- _What is asked_
Below are the records. Gather each line that holds "said".

- _Items_
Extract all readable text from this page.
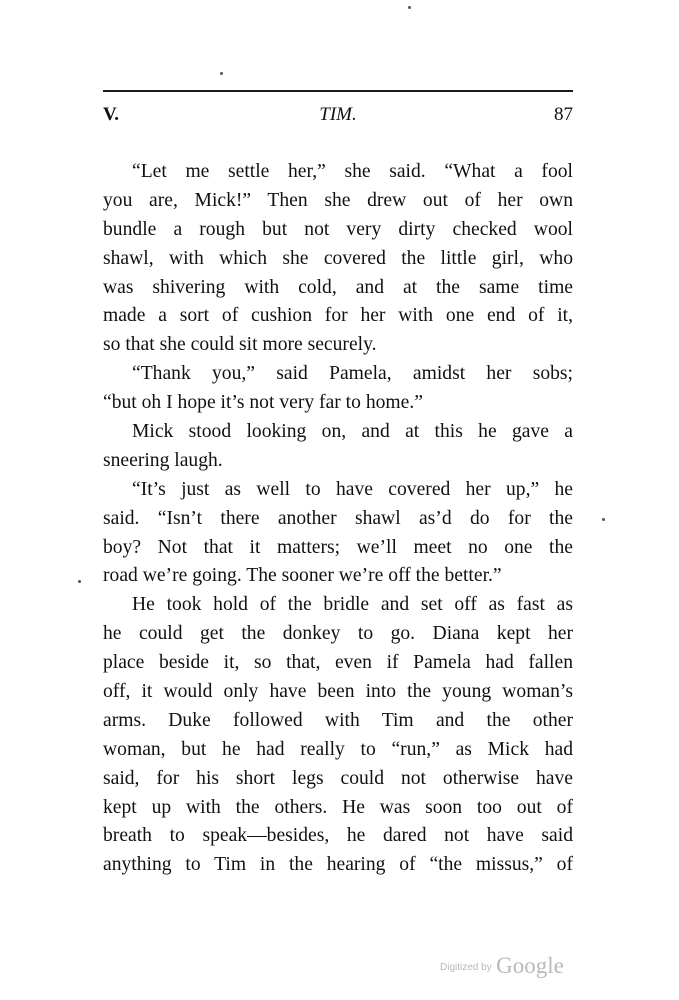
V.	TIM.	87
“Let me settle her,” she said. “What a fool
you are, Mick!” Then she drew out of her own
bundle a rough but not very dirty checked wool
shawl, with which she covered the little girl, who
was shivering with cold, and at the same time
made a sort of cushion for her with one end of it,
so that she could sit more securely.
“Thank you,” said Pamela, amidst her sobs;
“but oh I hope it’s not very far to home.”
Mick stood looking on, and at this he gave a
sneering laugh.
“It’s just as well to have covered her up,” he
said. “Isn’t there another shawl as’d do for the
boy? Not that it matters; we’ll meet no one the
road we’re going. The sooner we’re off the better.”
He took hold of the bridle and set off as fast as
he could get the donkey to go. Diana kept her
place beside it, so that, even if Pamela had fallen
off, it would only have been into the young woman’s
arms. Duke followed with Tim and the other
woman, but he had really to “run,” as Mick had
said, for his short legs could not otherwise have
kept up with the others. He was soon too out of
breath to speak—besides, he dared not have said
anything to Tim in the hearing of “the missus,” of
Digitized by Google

==

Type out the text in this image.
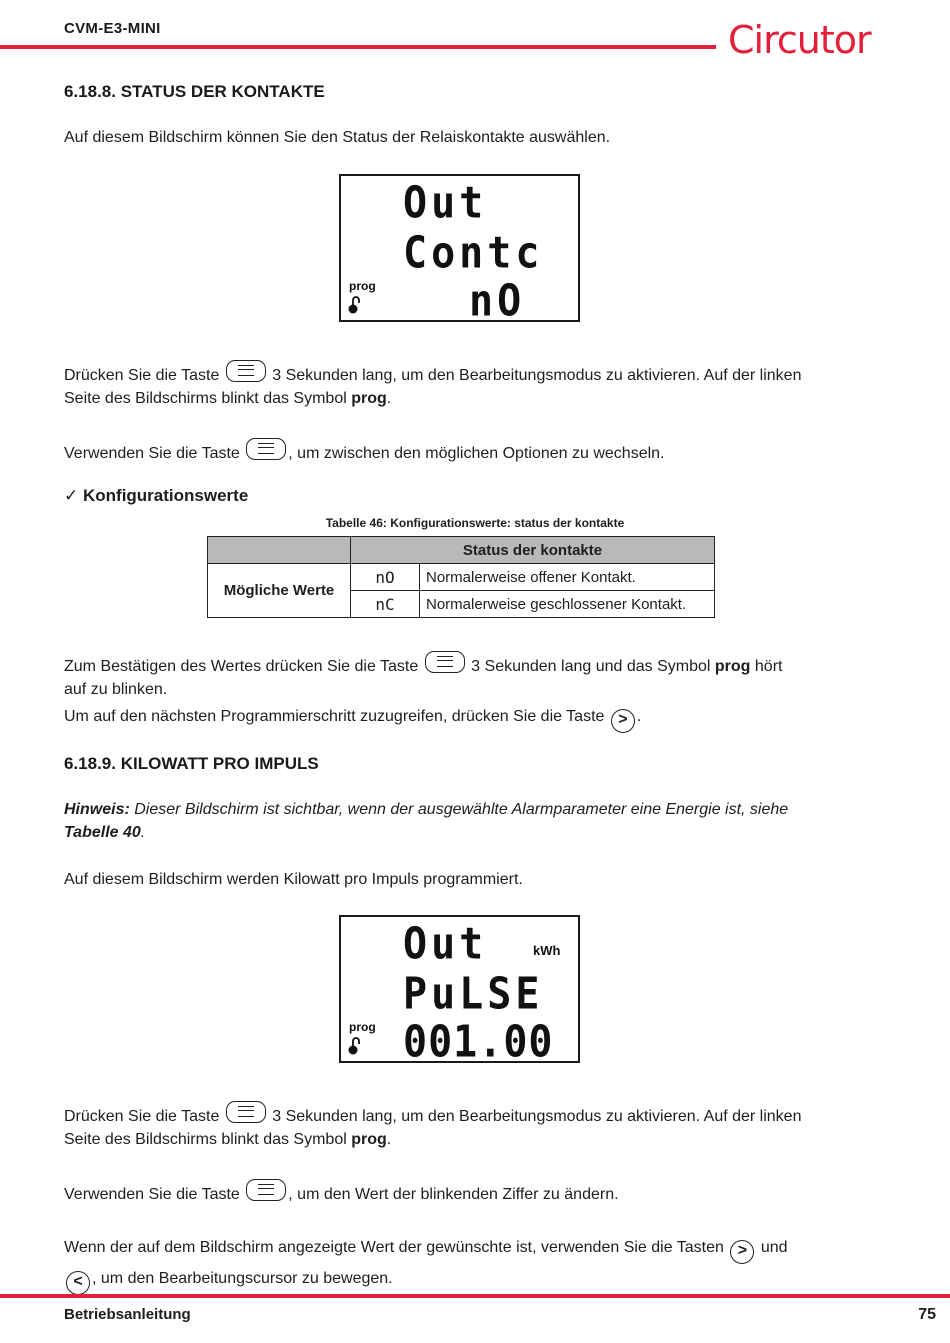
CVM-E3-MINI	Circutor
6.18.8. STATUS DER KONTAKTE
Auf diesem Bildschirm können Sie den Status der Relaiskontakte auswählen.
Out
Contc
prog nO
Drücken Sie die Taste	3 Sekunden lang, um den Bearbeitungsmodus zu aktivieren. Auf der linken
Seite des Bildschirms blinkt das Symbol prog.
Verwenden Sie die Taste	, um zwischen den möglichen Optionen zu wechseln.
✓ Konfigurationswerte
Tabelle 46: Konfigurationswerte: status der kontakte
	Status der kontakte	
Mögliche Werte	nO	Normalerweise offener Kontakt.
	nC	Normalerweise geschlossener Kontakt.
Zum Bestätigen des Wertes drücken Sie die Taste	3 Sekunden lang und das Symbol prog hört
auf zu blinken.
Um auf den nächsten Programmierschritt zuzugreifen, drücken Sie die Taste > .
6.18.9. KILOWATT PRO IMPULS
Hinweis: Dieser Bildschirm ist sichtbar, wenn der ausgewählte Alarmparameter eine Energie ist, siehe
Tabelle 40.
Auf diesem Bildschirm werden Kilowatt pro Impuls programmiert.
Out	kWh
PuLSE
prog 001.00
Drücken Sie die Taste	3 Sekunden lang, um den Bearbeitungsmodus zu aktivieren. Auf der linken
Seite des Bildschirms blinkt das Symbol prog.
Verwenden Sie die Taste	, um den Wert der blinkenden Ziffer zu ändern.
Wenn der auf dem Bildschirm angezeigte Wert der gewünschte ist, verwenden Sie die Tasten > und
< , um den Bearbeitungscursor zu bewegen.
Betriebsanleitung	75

--

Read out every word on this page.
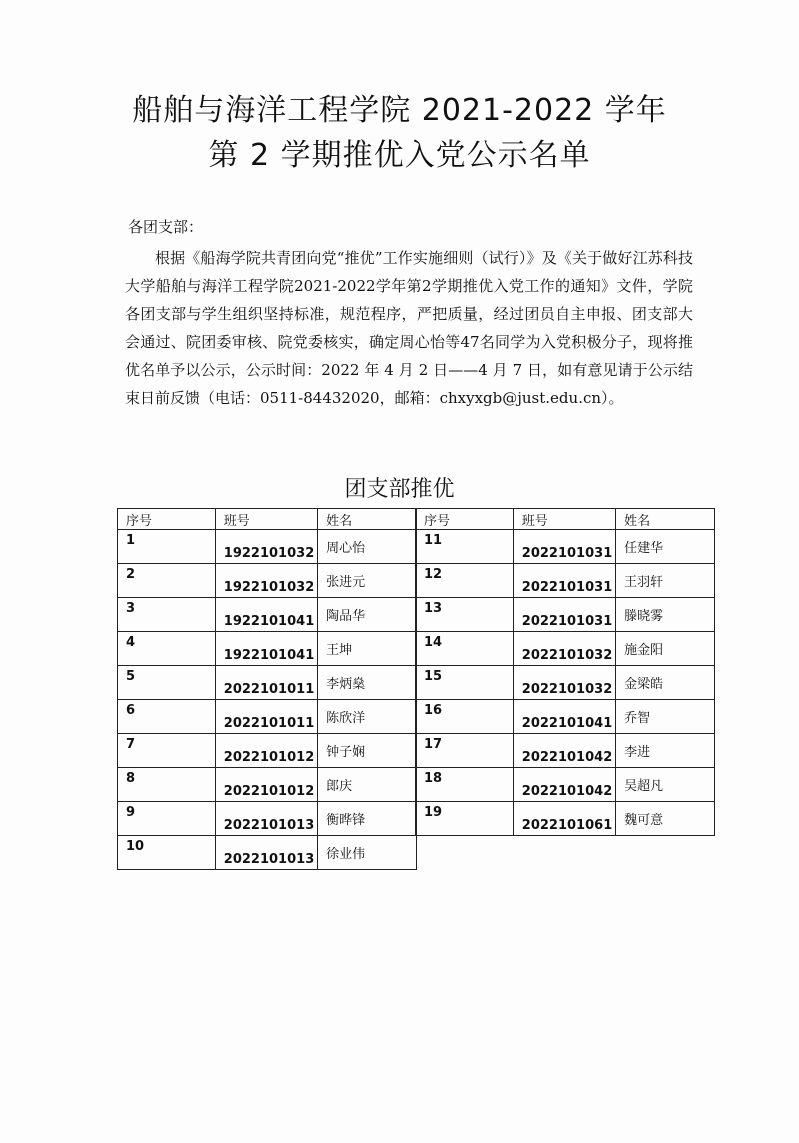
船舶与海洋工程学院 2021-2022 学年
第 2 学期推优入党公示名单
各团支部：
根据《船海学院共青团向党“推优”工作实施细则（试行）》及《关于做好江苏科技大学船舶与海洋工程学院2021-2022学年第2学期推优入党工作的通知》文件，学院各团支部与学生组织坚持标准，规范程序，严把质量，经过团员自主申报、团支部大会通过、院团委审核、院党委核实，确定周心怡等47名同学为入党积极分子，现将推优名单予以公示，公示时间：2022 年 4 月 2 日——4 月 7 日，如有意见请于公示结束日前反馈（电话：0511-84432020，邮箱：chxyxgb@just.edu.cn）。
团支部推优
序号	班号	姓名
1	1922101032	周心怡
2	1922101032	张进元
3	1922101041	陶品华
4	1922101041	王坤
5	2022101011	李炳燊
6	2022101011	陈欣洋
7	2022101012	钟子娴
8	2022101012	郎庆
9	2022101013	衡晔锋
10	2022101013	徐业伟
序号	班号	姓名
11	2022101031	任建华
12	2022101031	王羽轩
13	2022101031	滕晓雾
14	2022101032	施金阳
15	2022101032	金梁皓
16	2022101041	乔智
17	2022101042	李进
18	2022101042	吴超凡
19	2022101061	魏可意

- _Response below_
“Let me settle her,” she said. “What a fool
“Thank you,” said Pamela, amidst her sobs;
said. “Isn’t there another shawl as’d do for the
said, for his short legs could not otherwise have
breath to speak—besides, he dared not have said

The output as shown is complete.